▶ _REQUIRED ACTION_:
Please answer from the HDAC abstract: which HDAC isoforms did the mouse macrophages express?

▶ _PASSAGE_:

Histone deacetylase isoforms regulate innate immune responses by deacetylating mitogen-activated protein kinase phosphatase-1.

The MAPK pathway mediates TLR signaling during innate immune responses. We discovered previously that MKP-1 is acetylated, enhancing its interaction with its MAPK substrates and deactivating TLR signaling. As HDACs modulate inflammation by deacetylating histone and nonhistone proteins, we hypothesized that HDACs may regulate LPS-induced inflammation by deacetylating MKP-1. We found that mouse macrophages expressed a subset of HDAC isoforms (HDAC1, HDAC2, and HDAC3), which all interacted with MKP-1. Genetic silencing or pharmacologic inhibition of HDAC1, -2, and -3 increased MKP-1 acetylation in cells. Furthermore, knockdown or pharmacologic inhibition of HDAC1, -2, and -3 decreased LPS-induced phosphorylation of the MAPK member p38. Also, pharmacologic inhibition of HDAC did not decrease MAPK signaling in MKP-1 null cells. Finally, inhibition of HDAC1, -2, and -3 decreased LPS-induced expression of TNF-α, IL-1β, iNOS (NOS2), and nitrite synthesis. Taken together, our results show that HDAC1, -2, and -3 deacetylate MKP-1 and that this post-translational modification increases MAPK signaling and innate immune signaling. Thus, HDAC1, -2, and -3 isoforms are potential therapeutic targets in inflammatory diseases.

▶ _DATASET EXCERPTS_:
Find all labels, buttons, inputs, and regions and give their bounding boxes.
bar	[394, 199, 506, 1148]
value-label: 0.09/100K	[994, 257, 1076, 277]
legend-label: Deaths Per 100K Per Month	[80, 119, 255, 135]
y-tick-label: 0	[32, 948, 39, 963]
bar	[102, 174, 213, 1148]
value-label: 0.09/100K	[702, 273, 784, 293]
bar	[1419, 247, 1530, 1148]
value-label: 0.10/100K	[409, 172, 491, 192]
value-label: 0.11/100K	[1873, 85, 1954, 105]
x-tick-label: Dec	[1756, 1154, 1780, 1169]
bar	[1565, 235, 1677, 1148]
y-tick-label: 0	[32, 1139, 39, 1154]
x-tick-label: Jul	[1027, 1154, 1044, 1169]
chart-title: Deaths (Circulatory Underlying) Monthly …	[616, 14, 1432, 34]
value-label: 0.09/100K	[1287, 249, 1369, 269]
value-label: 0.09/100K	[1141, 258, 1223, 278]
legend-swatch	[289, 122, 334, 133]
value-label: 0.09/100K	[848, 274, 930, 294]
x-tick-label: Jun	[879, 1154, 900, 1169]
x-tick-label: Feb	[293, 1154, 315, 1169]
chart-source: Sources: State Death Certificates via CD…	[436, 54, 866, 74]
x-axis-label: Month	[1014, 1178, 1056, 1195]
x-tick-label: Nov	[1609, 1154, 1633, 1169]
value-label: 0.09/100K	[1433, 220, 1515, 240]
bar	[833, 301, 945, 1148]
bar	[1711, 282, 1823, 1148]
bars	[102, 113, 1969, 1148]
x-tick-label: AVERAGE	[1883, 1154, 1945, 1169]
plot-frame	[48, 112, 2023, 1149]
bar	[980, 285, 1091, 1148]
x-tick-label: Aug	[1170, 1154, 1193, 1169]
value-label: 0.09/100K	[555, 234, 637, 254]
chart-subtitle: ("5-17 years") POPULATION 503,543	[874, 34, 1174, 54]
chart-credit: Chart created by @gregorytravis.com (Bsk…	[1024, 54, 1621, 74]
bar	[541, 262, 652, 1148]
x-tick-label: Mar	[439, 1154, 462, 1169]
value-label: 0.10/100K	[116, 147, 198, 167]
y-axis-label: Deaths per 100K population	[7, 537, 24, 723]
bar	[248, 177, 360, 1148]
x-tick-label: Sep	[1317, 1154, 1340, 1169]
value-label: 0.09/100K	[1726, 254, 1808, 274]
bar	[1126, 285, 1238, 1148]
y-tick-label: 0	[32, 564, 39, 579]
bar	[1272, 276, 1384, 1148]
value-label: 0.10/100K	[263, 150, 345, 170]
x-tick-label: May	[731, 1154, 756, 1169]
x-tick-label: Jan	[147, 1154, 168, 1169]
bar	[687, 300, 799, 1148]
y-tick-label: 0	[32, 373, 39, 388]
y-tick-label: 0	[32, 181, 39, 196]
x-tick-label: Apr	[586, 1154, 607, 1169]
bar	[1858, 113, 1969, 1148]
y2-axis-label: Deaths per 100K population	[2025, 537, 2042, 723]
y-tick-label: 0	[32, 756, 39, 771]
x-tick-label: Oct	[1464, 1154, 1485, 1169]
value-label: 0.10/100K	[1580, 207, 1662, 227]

▶ _ANSWER BOX_:
HDAC1, HDAC2, and HDAC3.